**WORK INSTRUCTIONS:** Each line of the listing that contains the word "limitata" is to be copied.

——

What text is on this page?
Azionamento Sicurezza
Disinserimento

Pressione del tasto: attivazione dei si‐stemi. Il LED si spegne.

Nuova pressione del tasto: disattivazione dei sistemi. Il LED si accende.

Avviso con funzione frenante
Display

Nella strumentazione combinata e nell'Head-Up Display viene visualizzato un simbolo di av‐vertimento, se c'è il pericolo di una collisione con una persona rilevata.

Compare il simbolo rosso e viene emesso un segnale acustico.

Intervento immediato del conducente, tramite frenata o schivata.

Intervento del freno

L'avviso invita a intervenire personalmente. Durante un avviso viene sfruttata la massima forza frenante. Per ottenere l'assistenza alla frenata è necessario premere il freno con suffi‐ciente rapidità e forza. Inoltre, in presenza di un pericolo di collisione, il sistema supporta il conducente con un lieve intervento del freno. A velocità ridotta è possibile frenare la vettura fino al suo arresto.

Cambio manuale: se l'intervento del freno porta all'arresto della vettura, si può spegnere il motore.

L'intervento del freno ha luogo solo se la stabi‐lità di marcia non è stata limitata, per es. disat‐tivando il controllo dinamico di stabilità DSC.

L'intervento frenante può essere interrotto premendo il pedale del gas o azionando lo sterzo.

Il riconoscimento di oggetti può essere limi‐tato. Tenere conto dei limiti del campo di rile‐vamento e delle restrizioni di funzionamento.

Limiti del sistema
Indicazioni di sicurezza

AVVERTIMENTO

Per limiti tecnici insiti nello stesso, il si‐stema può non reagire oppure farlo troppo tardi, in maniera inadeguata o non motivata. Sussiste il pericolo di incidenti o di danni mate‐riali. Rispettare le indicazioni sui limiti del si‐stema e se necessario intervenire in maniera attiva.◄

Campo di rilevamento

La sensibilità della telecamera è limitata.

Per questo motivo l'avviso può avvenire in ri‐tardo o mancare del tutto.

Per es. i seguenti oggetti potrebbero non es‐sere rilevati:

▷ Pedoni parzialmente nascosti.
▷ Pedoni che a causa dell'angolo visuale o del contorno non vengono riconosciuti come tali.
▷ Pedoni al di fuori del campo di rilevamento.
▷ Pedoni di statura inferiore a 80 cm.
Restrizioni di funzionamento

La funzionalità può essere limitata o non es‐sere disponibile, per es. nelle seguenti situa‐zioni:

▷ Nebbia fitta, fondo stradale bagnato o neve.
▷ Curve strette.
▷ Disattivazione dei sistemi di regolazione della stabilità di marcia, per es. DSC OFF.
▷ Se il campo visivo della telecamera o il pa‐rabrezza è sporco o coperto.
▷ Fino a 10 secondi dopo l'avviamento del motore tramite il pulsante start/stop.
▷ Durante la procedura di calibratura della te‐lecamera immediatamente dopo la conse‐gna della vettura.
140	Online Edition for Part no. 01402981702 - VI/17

——

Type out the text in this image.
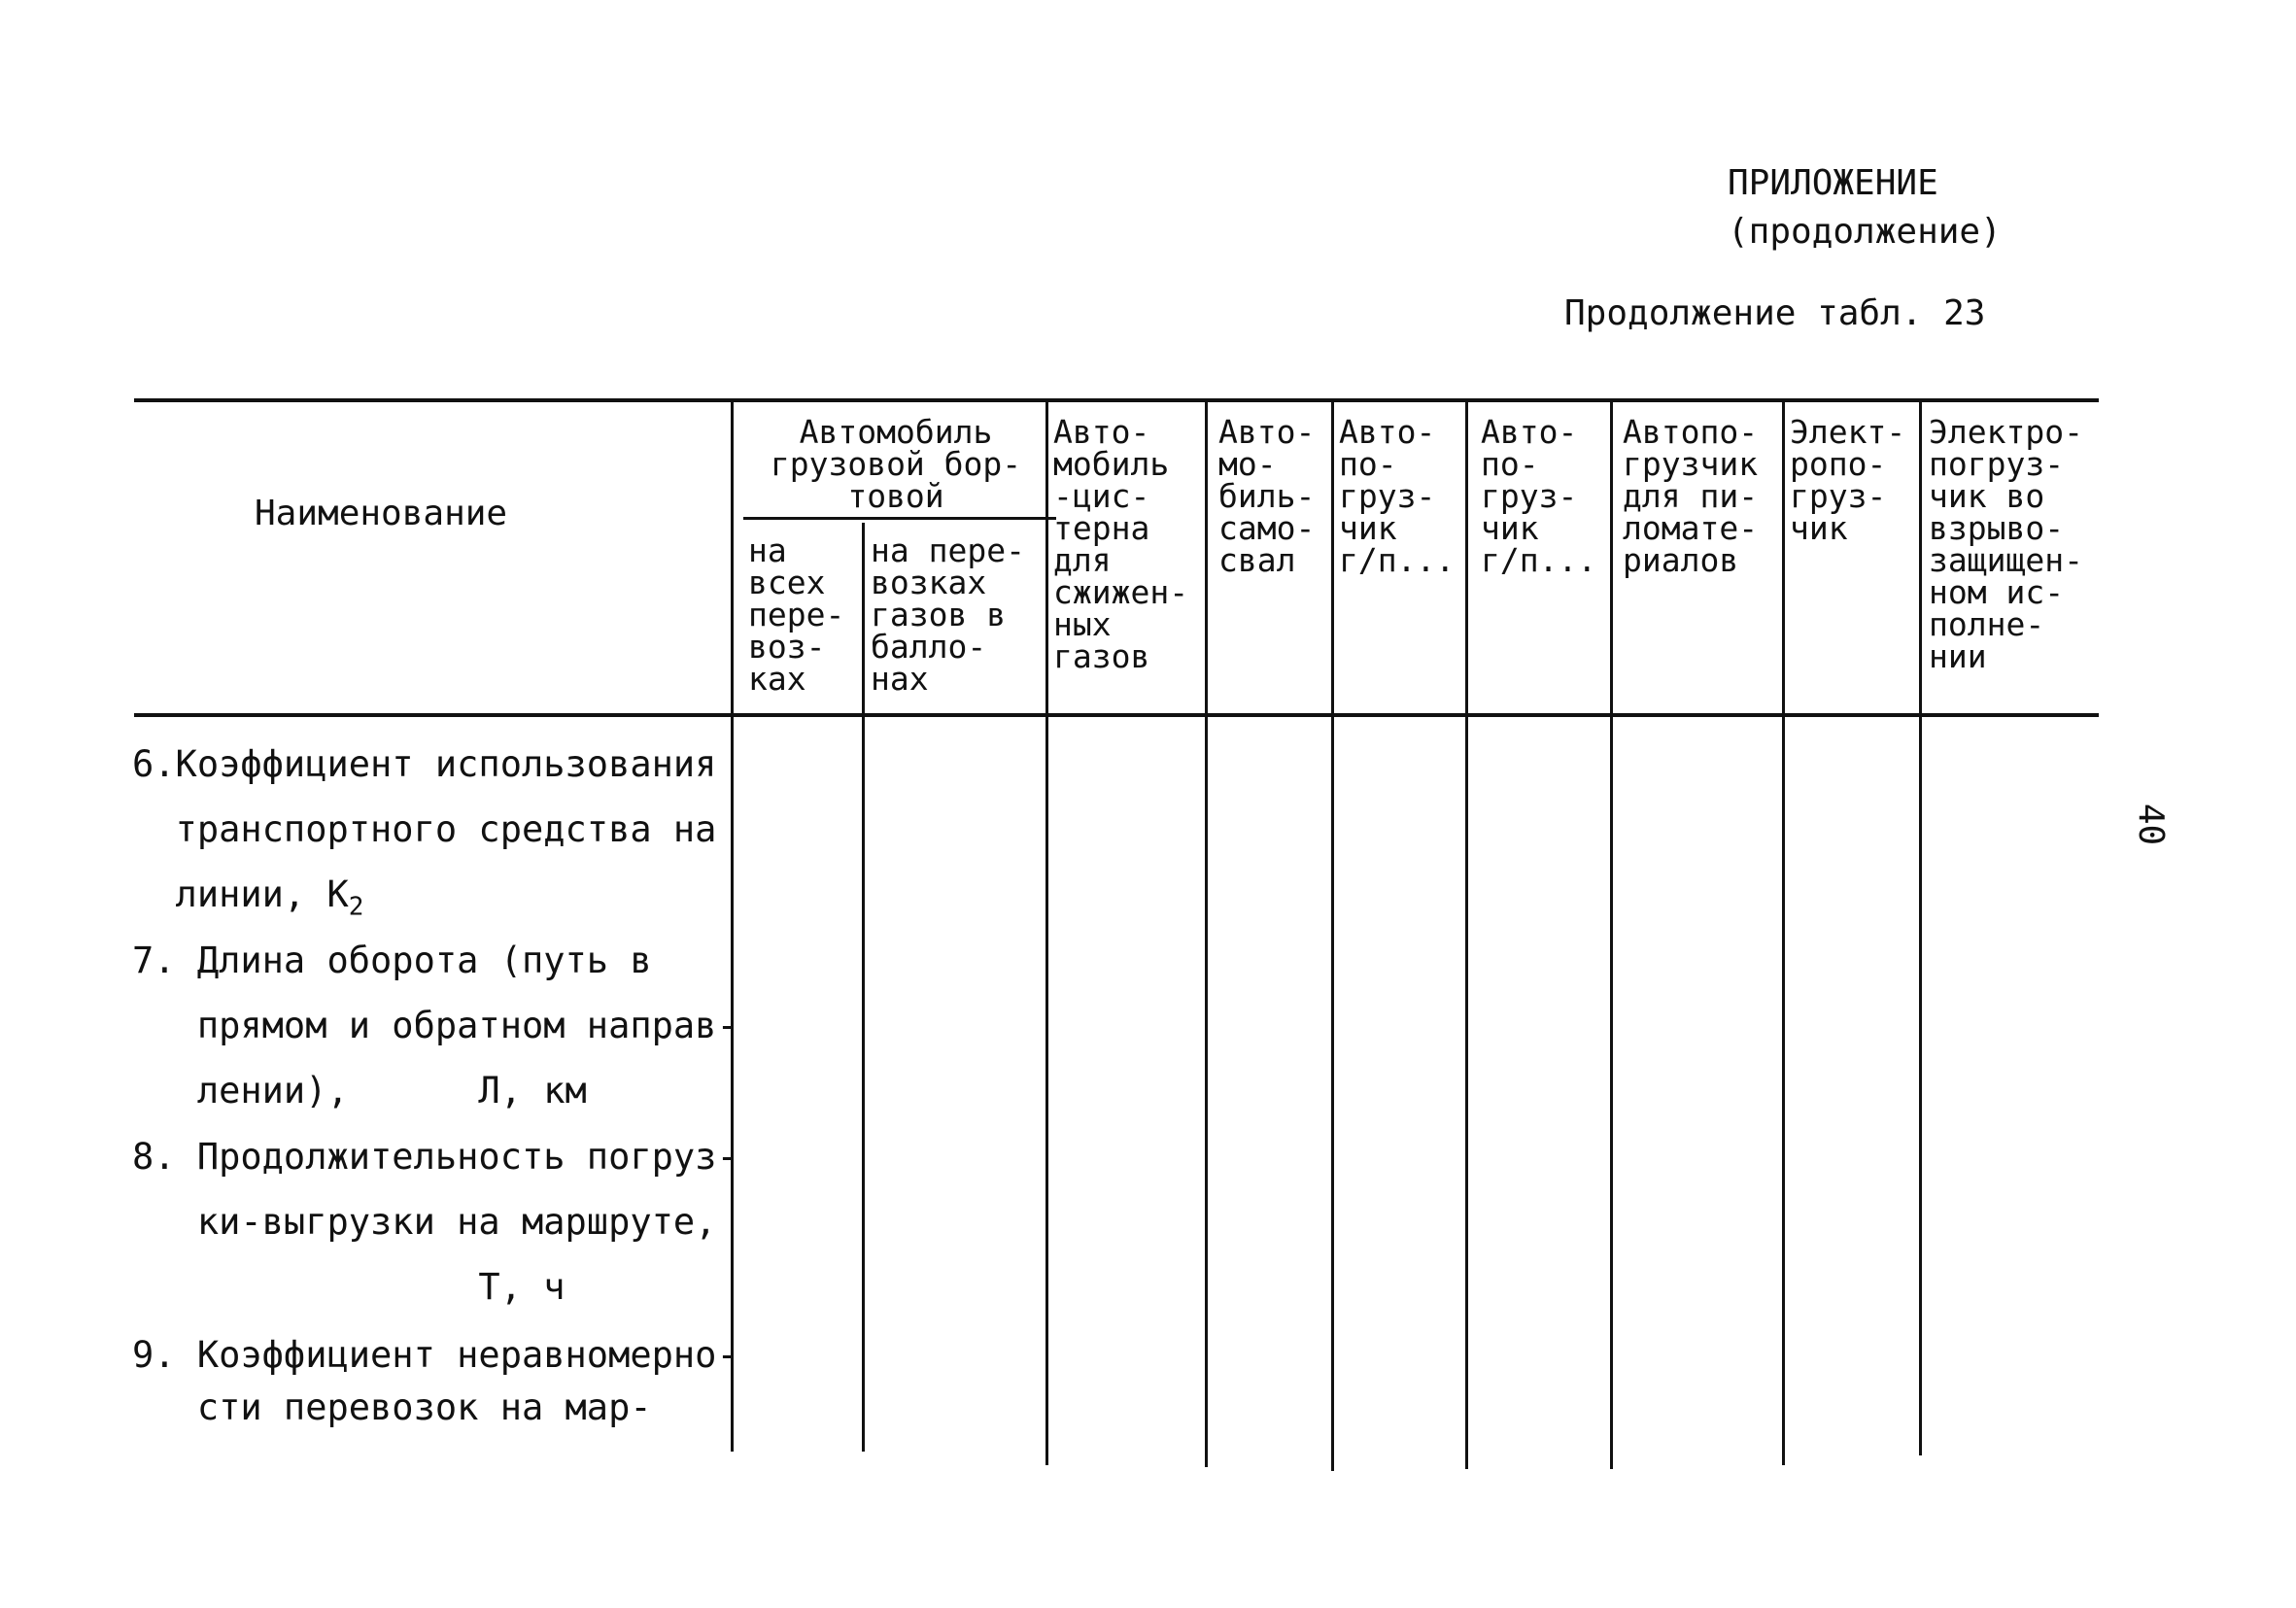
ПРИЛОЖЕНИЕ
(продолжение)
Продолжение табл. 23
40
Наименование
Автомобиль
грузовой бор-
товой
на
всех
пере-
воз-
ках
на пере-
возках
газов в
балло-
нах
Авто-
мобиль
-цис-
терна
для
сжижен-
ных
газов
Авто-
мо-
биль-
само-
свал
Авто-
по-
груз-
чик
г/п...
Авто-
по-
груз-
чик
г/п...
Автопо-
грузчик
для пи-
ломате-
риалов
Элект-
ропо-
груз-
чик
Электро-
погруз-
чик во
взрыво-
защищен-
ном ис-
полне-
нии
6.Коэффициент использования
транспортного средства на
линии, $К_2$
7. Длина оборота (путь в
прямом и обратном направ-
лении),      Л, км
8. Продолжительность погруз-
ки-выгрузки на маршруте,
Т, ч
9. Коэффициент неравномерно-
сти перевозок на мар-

——

**SOLUTION FOR THIS EXERCISE:**
L'intervento del freno ha luogo solo se la stabi‐lità di marcia non è stata limitata, per es. disat‐tivando il controllo dinamico di stabilità DSC.
La sensibilità della telecamera è limitata.
La funzionalità può essere limitata o non es‐sere disponibile, per es. nelle seguenti situa‐zioni:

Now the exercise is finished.